The exercise —
Report how many lines include the word "icon", and nothing besides that number.
═════ Record excerpts ═════
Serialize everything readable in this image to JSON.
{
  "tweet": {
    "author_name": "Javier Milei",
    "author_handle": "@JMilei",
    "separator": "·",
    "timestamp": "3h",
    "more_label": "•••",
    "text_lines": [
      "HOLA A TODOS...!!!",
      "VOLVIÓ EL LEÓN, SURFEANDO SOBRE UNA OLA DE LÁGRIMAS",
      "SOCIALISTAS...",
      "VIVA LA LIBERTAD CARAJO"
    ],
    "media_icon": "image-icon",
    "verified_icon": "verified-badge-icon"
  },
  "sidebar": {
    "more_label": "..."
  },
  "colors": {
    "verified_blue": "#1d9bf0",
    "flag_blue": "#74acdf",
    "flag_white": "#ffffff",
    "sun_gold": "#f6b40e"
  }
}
═════
Task solution —
2